**PROBLEM DETAILS:**
Copy out every record below, word for word.

#####

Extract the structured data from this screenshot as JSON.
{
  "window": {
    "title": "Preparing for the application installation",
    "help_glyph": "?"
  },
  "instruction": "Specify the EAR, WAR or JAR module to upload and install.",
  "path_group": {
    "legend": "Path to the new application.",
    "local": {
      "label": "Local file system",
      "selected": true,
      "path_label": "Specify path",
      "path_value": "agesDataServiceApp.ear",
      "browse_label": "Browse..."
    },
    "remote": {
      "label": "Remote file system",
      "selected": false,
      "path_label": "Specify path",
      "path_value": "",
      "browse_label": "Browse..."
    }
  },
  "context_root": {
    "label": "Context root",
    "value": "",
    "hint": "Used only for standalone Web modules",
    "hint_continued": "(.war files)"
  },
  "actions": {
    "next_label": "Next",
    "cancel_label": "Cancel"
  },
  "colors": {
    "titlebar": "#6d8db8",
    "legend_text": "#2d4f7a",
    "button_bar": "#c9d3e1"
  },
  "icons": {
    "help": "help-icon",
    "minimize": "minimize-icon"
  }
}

#####

**FINAL RESULT:**
Extract the structured data from this screenshot as JSON.
{
  "window": {
    "title": "Preparing for the application installation",
    "help_glyph": "?"
  },
  "instruction": "Specify the EAR, WAR or JAR module to upload and install.",
  "path_group": {
    "legend": "Path to the new application.",
    "local": {
      "label": "Local file system",
      "selected": true,
      "path_label": "Specify path",
      "path_value": "agesDataServiceApp.ear",
      "browse_label": "Browse..."
    },
    "remote": {
      "label": "Remote file system",
      "selected": false,
      "path_label": "Specify path",
      "path_value": "",
      "browse_label": "Browse..."
    }
  },
  "context_root": {
    "label": "Context root",
    "value": "",
    "hint": "Used only for standalone Web modules",
    "hint_continued": "(.war files)"
  },
  "actions": {
    "next_label": "Next",
    "cancel_label": "Cancel"
  },
  "colors": {
    "titlebar": "#6d8db8",
    "legend_text": "#2d4f7a",
    "button_bar": "#c9d3e1"
  },
  "icons": {
    "help": "help-icon",
    "minimize": "minimize-icon"
  }
}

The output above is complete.